WHAT NEEDS TO BE DONE: Make a tally of the lines in the records that include the string "ἴδιους", and give only that number.

Dataset entries
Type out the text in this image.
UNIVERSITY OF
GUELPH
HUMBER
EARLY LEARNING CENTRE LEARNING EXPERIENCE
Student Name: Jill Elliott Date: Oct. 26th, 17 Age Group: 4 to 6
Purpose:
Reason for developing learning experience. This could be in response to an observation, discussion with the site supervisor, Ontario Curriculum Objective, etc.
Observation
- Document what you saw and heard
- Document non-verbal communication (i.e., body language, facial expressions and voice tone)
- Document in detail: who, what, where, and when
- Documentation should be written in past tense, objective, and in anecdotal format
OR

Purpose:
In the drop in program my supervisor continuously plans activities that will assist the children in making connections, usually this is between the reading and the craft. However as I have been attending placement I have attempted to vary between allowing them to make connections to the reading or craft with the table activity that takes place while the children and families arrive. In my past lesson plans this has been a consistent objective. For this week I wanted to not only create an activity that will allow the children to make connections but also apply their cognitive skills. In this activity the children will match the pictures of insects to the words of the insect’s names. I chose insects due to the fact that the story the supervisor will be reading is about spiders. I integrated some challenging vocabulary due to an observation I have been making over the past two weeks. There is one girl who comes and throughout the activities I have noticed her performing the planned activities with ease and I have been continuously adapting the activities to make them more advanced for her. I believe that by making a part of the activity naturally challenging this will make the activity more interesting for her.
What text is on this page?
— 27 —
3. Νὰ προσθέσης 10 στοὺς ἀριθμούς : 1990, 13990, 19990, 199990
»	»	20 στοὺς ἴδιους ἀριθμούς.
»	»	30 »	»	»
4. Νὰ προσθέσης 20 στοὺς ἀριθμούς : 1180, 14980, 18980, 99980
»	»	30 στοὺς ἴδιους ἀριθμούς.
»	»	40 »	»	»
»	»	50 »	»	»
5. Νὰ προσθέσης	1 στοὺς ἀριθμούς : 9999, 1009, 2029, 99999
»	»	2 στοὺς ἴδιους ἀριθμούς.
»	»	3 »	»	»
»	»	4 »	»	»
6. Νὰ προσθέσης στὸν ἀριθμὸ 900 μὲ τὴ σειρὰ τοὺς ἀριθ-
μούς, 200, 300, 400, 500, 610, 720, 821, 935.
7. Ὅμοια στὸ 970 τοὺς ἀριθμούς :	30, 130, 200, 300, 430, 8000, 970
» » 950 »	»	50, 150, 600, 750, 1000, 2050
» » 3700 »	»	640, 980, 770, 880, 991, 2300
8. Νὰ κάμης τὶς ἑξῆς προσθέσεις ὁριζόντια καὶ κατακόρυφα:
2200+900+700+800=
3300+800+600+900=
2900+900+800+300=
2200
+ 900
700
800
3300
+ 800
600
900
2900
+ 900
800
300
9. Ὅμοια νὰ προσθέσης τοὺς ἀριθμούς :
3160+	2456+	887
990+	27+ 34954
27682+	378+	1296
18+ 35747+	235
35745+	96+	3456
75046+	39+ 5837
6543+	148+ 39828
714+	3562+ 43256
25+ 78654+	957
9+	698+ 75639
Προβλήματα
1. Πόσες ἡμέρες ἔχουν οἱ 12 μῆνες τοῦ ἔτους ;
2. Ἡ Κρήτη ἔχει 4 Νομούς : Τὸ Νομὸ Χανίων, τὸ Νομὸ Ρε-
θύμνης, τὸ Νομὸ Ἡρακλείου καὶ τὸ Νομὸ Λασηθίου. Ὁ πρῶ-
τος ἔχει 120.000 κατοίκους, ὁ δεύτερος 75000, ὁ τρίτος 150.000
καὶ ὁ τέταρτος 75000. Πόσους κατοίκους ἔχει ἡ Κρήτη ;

...

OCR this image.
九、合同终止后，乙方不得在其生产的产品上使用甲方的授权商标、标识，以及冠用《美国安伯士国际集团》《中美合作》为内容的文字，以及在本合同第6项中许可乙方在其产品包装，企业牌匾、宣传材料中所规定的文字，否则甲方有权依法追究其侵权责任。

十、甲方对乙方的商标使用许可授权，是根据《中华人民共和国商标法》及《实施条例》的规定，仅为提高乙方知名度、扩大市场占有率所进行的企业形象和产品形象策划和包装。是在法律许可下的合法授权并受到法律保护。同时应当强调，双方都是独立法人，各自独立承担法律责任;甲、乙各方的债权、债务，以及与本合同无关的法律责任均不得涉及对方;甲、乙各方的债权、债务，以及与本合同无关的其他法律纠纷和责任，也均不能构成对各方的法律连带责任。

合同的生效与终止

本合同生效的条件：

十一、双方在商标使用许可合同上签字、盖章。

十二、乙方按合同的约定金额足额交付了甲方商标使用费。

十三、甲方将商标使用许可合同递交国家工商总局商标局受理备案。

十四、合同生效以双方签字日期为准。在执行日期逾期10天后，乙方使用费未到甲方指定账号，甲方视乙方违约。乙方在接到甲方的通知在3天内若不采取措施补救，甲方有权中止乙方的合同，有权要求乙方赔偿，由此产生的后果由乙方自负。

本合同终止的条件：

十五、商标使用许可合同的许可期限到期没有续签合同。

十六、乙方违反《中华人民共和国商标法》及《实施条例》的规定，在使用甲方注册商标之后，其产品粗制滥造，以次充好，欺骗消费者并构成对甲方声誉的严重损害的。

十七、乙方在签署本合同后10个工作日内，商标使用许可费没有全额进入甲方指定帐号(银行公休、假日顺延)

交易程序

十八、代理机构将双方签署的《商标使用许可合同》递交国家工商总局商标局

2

==

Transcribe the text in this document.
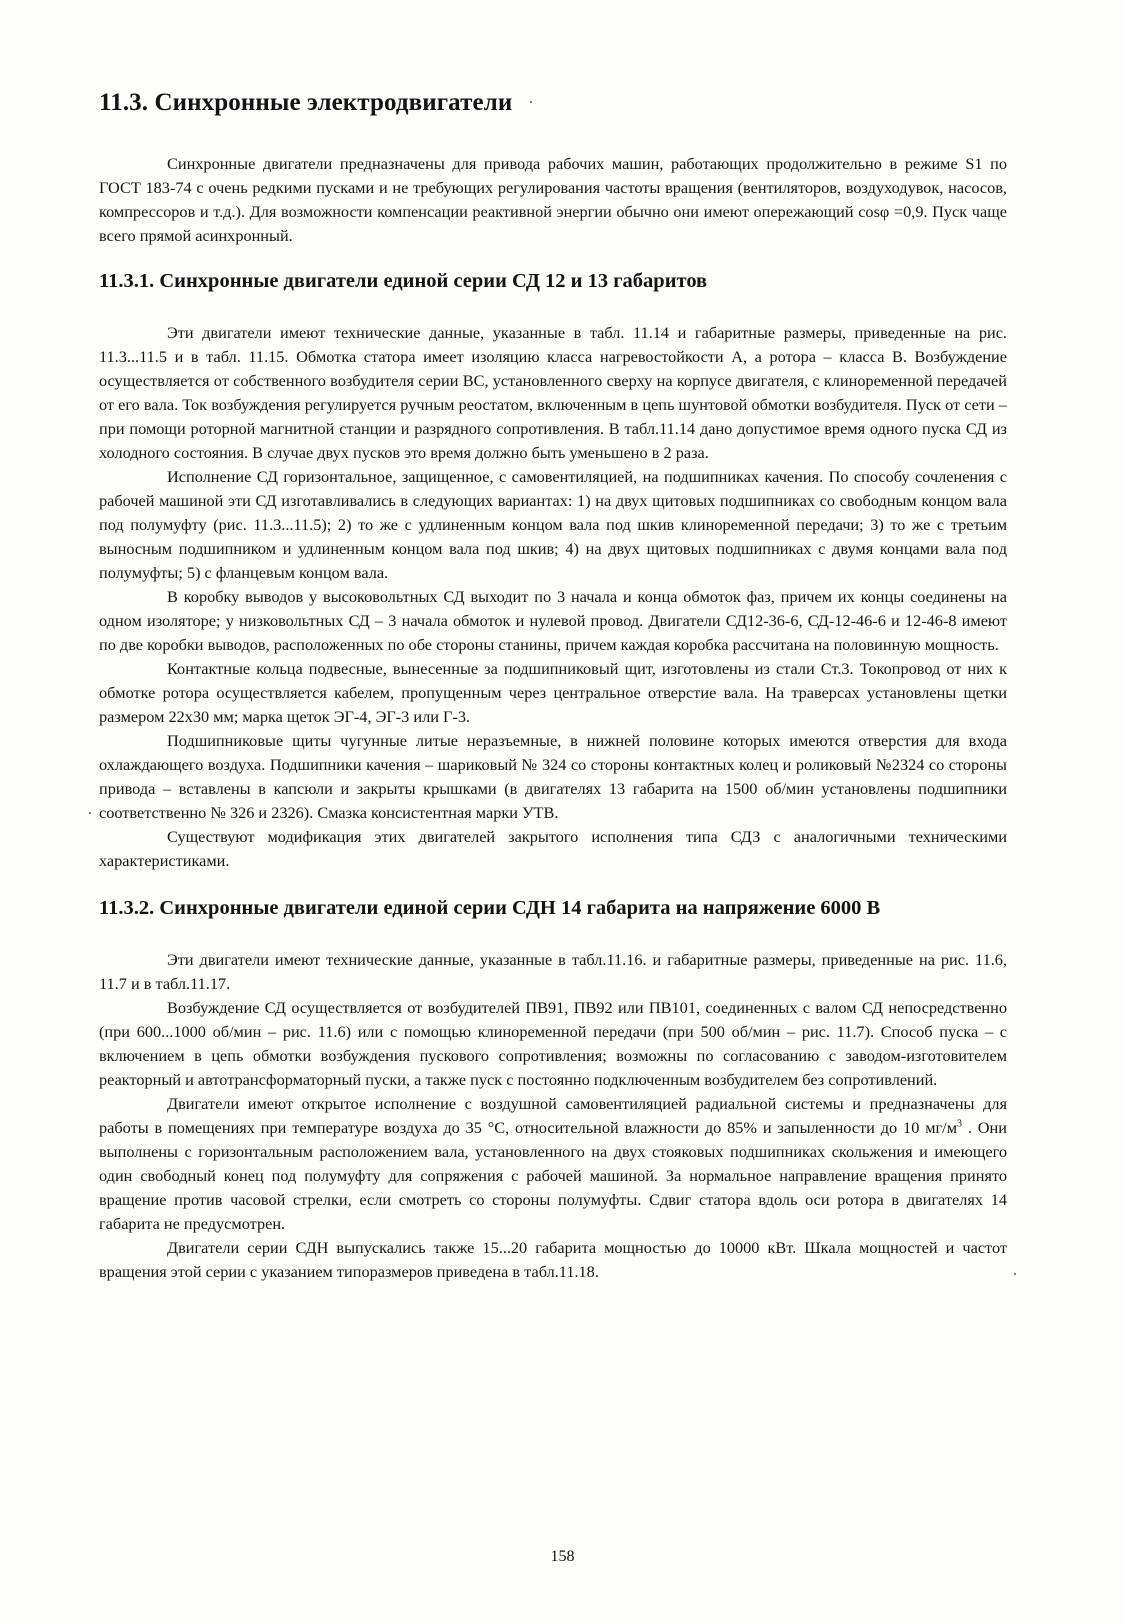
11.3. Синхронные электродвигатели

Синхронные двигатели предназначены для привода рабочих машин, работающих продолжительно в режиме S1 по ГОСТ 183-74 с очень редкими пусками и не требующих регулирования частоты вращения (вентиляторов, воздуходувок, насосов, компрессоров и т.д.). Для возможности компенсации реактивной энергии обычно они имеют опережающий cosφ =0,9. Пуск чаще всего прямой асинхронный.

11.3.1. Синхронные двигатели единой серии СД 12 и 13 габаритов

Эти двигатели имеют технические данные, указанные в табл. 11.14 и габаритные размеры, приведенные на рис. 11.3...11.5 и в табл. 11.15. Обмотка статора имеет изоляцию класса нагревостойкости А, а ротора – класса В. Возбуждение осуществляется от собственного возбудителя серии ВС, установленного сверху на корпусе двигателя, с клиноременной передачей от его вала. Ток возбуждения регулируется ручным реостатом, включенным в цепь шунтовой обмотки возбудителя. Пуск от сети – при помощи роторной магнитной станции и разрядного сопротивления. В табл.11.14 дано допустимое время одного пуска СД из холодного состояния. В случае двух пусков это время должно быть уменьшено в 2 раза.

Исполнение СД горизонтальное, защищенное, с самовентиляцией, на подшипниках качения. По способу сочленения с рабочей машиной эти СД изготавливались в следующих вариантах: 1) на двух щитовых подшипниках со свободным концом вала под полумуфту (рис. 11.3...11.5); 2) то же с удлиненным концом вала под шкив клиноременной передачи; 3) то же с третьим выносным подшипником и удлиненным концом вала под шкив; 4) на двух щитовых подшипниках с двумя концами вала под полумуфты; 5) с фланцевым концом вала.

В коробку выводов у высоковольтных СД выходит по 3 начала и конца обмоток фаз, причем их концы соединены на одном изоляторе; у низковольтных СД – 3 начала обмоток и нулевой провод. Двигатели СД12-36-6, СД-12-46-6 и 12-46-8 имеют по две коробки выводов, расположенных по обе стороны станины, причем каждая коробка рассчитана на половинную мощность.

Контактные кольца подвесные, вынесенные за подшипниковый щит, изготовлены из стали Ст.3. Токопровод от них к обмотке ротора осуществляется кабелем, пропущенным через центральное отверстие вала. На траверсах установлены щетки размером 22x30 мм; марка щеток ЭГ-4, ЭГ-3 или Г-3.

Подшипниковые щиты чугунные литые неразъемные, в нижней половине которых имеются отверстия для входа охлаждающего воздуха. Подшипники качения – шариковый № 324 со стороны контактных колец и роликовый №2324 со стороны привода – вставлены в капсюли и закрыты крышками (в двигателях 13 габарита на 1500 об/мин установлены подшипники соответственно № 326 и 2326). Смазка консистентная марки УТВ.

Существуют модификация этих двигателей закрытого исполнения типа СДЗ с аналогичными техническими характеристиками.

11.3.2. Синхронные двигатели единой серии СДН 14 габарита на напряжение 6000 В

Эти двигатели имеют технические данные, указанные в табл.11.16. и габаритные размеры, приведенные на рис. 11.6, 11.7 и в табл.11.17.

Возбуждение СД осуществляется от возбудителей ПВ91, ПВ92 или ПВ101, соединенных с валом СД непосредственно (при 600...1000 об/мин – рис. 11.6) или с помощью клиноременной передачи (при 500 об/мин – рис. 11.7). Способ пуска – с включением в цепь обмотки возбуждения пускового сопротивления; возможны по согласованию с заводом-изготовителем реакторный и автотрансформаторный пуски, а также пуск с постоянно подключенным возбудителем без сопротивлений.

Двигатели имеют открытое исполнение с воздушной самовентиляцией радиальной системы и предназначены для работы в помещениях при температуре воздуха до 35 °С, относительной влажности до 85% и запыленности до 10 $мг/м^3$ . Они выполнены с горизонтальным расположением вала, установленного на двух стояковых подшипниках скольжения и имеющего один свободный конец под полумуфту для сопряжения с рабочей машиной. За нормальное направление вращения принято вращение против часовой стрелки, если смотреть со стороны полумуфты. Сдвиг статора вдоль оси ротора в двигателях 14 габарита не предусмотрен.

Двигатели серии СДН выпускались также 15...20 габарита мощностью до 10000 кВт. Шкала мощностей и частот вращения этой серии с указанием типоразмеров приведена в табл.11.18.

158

REPLY TO THE TASK: 3